== EXERCISE INSTRUCTIONS ==
Gather every line of the entries that includes the word "years".

== GIVEN RECORDS

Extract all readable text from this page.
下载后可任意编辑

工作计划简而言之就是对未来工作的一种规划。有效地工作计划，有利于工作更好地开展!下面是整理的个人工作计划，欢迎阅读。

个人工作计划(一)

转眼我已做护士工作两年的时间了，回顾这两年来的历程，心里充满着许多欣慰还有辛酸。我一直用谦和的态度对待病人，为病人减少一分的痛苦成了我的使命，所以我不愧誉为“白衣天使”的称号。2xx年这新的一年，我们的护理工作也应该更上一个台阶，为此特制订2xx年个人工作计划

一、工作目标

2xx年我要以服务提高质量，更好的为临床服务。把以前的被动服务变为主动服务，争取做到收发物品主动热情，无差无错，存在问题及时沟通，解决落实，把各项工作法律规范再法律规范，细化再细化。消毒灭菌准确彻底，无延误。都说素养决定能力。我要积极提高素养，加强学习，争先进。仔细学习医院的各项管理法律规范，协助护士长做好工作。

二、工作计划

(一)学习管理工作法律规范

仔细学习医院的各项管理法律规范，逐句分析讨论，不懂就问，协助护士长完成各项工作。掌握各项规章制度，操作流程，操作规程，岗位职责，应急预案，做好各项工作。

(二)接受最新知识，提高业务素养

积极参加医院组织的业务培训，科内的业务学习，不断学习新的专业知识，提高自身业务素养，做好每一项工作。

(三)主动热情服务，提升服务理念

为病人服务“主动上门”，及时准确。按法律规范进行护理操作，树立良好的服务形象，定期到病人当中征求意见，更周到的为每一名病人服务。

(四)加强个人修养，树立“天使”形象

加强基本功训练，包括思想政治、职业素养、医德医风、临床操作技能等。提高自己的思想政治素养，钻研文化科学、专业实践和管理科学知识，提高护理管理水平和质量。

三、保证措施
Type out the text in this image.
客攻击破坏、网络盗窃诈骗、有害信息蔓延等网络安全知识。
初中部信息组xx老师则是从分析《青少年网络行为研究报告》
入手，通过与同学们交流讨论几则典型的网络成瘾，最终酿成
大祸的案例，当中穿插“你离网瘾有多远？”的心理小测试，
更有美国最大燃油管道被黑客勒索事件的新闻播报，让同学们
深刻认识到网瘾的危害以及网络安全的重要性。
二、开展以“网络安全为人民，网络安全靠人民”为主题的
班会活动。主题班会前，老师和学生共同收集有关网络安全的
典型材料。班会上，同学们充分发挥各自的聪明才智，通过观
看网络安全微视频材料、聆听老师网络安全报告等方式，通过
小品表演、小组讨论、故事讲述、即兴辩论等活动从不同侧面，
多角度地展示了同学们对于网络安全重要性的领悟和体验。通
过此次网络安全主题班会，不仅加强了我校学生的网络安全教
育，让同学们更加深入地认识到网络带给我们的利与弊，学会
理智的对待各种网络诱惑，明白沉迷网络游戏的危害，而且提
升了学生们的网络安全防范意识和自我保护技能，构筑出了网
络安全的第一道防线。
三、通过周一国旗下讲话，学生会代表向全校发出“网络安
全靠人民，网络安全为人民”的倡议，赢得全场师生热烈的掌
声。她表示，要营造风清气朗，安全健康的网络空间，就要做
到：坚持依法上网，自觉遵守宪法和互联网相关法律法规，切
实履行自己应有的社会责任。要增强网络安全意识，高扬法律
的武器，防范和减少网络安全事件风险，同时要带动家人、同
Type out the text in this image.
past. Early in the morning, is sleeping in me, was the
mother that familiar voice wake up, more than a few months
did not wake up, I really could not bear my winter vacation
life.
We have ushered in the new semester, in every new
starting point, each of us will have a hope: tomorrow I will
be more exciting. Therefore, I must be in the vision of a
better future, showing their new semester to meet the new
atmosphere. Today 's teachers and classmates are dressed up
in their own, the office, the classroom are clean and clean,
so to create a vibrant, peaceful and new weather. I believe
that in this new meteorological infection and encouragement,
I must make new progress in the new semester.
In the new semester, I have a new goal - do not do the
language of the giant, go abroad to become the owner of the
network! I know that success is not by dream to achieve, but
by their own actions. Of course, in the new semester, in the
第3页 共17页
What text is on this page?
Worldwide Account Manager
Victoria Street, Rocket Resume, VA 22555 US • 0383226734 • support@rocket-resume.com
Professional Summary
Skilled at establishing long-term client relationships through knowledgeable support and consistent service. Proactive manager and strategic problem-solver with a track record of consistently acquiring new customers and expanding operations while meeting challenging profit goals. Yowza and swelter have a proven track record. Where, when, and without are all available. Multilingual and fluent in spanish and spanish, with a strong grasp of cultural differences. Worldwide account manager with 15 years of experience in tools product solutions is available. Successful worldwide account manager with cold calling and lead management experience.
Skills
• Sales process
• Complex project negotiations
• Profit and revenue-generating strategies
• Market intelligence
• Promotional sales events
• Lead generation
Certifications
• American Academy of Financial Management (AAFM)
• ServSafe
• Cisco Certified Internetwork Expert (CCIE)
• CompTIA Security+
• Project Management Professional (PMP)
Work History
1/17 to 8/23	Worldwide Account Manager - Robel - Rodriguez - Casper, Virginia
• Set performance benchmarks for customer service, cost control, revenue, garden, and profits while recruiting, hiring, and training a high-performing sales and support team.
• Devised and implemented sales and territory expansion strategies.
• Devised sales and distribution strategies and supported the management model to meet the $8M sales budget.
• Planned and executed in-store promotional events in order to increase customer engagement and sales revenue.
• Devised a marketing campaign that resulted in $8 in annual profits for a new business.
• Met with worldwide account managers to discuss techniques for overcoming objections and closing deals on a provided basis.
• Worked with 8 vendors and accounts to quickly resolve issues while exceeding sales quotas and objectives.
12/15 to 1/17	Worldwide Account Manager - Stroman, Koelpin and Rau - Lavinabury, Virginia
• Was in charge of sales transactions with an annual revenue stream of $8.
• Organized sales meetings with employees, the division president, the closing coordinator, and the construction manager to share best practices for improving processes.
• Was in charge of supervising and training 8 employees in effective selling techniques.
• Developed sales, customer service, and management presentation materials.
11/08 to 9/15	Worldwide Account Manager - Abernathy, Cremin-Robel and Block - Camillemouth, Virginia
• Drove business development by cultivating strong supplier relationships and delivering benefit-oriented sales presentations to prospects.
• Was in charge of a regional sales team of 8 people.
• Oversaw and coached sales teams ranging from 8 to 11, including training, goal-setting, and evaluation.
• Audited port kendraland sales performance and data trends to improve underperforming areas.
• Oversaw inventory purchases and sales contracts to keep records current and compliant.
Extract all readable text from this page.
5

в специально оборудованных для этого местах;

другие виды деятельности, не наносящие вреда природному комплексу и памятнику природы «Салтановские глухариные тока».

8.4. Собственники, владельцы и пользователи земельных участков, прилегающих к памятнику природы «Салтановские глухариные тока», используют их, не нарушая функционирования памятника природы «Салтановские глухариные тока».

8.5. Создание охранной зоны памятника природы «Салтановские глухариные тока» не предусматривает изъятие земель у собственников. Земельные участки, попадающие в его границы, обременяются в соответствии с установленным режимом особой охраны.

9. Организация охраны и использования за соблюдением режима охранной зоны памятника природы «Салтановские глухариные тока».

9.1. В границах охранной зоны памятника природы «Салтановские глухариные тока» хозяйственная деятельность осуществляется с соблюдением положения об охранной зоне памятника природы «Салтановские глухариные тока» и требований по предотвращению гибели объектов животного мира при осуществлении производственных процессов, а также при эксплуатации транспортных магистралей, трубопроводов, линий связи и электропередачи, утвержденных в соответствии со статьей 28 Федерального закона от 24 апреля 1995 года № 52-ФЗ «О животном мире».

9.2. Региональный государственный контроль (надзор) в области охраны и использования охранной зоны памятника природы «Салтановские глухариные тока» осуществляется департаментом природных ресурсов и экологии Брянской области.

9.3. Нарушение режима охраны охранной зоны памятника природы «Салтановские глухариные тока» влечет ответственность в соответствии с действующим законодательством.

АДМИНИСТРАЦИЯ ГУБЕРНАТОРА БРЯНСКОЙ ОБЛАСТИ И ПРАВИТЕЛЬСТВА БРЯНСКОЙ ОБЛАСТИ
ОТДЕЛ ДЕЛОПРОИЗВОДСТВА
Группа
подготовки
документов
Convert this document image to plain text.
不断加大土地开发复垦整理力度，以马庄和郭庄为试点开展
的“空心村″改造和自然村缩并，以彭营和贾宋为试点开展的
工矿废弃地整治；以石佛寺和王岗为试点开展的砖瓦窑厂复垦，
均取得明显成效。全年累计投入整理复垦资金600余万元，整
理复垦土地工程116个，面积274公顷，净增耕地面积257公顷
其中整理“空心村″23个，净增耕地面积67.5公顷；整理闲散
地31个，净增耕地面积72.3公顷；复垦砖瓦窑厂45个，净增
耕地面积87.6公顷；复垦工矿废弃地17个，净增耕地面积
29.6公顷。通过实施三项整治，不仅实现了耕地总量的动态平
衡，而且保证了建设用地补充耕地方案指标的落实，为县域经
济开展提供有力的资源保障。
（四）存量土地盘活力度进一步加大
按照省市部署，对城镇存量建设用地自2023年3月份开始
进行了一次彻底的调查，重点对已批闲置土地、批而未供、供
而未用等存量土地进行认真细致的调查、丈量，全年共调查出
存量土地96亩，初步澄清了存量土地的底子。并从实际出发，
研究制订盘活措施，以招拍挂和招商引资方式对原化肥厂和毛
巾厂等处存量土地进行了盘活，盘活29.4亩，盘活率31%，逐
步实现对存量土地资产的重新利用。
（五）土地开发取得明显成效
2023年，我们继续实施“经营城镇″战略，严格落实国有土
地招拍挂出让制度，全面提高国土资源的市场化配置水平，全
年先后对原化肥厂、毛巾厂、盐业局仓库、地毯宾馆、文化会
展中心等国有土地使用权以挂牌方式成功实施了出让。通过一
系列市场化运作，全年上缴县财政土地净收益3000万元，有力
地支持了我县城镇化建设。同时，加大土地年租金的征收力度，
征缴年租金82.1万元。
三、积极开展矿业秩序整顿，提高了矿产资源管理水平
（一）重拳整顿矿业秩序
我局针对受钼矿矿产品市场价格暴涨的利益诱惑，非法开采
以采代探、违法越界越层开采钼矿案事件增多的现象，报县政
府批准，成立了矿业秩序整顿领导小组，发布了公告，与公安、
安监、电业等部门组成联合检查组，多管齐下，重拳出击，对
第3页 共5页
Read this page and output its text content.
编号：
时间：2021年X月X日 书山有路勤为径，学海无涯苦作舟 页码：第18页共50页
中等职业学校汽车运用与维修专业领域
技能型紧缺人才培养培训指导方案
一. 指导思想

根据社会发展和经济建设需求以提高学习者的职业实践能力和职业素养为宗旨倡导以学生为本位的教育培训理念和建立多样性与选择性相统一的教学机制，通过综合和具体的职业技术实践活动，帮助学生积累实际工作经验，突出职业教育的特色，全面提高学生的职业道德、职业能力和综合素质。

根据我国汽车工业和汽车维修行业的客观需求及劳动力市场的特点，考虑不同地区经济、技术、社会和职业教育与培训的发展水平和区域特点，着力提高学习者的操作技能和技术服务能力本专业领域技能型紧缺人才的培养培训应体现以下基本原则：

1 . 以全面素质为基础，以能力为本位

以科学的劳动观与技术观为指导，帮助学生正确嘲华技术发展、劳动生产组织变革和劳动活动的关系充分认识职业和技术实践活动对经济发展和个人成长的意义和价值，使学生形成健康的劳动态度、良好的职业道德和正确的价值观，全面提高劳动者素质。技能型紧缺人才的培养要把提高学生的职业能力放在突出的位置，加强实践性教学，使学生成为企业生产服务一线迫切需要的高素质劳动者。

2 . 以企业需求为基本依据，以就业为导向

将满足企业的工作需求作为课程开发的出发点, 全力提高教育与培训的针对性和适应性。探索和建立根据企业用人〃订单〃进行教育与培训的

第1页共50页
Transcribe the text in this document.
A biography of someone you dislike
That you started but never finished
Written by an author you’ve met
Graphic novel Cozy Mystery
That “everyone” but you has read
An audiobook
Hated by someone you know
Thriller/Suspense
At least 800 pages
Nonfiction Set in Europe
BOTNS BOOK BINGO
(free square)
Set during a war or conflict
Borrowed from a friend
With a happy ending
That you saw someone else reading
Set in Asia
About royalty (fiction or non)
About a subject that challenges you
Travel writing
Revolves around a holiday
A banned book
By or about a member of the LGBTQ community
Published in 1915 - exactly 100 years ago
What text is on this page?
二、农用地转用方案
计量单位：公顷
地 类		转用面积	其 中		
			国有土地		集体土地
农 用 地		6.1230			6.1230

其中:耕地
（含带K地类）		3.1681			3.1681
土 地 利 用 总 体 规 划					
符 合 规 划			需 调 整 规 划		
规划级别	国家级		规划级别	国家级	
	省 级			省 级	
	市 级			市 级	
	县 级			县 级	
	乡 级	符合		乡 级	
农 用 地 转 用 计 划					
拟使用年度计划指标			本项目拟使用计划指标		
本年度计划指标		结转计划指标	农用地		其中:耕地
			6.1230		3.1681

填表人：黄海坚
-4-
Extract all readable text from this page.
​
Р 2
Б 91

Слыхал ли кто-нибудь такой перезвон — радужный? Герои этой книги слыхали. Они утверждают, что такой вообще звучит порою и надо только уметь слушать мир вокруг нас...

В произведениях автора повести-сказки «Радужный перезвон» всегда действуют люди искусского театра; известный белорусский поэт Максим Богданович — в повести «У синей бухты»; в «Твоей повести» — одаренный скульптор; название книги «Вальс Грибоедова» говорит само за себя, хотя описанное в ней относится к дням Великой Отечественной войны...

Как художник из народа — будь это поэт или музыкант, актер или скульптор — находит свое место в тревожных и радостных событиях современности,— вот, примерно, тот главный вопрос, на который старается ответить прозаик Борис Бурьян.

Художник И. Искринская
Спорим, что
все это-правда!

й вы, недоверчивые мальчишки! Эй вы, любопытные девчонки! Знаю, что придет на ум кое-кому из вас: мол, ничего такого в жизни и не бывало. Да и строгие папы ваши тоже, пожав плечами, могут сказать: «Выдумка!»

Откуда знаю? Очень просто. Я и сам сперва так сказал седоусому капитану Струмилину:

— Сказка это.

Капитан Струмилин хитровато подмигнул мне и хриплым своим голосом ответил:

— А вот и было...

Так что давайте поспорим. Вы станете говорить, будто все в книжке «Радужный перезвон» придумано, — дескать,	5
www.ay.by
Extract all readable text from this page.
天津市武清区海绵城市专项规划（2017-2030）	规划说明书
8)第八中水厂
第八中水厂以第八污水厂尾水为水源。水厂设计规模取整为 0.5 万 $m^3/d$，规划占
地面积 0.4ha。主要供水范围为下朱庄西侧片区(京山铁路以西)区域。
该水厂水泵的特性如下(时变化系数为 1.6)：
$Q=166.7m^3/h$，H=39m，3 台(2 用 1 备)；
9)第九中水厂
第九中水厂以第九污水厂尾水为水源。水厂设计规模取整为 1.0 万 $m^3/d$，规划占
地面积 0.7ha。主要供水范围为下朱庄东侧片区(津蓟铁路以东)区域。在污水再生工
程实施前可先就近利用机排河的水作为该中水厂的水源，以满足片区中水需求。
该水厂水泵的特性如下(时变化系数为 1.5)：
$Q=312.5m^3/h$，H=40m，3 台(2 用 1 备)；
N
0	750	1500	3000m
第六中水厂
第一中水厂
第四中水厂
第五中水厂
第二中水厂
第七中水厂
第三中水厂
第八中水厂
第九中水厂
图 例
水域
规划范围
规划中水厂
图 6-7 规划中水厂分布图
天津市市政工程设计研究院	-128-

====

== RESPONSE ==
Skilled at establishing long-term client relationships through knowledgeable support and consistent service. Proactive manager and strategic problem-solver with a track record of consistently acquiring new customers and expanding operations while meeting challenging profit goals. Yowza and swelter have a proven track record. Where, when, and without are all available. Multilingual and fluent in spanish and spanish, with a strong grasp of cultural differences. Worldwide account manager with 15 years of experience in tools product solutions is available. Successful worldwide account manager with cold calling and lead management experience.
Published in 1915 - exactly 100 years ago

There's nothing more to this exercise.